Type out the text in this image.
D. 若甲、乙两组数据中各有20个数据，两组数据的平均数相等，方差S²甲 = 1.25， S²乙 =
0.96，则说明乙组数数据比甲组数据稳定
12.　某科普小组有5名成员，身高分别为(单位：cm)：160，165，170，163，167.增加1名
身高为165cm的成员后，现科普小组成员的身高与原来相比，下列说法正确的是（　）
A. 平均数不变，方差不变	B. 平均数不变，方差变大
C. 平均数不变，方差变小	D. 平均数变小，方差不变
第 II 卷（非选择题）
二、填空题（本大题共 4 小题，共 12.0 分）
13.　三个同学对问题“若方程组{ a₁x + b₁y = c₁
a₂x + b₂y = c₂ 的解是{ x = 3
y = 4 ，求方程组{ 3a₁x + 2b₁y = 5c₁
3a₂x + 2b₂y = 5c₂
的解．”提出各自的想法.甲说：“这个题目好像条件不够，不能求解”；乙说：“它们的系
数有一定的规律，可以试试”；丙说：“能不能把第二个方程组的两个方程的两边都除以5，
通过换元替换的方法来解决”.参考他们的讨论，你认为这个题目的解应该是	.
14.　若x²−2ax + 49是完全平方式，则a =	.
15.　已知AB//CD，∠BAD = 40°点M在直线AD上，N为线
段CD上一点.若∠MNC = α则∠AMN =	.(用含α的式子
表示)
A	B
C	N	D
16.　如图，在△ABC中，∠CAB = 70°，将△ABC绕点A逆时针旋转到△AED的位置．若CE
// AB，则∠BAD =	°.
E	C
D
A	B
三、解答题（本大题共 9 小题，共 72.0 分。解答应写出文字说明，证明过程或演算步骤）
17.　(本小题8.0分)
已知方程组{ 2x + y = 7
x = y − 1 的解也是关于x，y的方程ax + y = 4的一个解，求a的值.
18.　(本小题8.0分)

__________________________________________________

• Your instructions
Return all of the entries word for word.

• Worked solution
Type out the text in this image.
D. 若甲、乙两组数据中各有20个数据，两组数据的平均数相等，方差S²甲 = 1.25， S²乙 =
0.96，则说明乙组数数据比甲组数据稳定
12.　某科普小组有5名成员，身高分别为(单位：cm)：160，165，170，163，167.增加1名
身高为165cm的成员后，现科普小组成员的身高与原来相比，下列说法正确的是（　）
A. 平均数不变，方差不变	B. 平均数不变，方差变大
C. 平均数不变，方差变小	D. 平均数变小，方差不变
第 II 卷（非选择题）
二、填空题（本大题共 4 小题，共 12.0 分）
13.　三个同学对问题“若方程组{ a₁x + b₁y = c₁
a₂x + b₂y = c₂ 的解是{ x = 3
y = 4 ，求方程组{ 3a₁x + 2b₁y = 5c₁
3a₂x + 2b₂y = 5c₂
的解．”提出各自的想法.甲说：“这个题目好像条件不够，不能求解”；乙说：“它们的系
数有一定的规律，可以试试”；丙说：“能不能把第二个方程组的两个方程的两边都除以5，
通过换元替换的方法来解决”.参考他们的讨论，你认为这个题目的解应该是	.
14.　若x²−2ax + 49是完全平方式，则a =	.
15.　已知AB//CD，∠BAD = 40°点M在直线AD上，N为线
段CD上一点.若∠MNC = α则∠AMN =	.(用含α的式子
表示)
A	B
C	N	D
16.　如图，在△ABC中，∠CAB = 70°，将△ABC绕点A逆时针旋转到△AED的位置．若CE
// AB，则∠BAD =	°.
E	C
D
A	B
三、解答题（本大题共 9 小题，共 72.0 分。解答应写出文字说明，证明过程或演算步骤）
17.　(本小题8.0分)
已知方程组{ 2x + y = 7
x = y − 1 的解也是关于x，y的方程ax + y = 4的一个解，求a的值.
18.　(本小题8.0分)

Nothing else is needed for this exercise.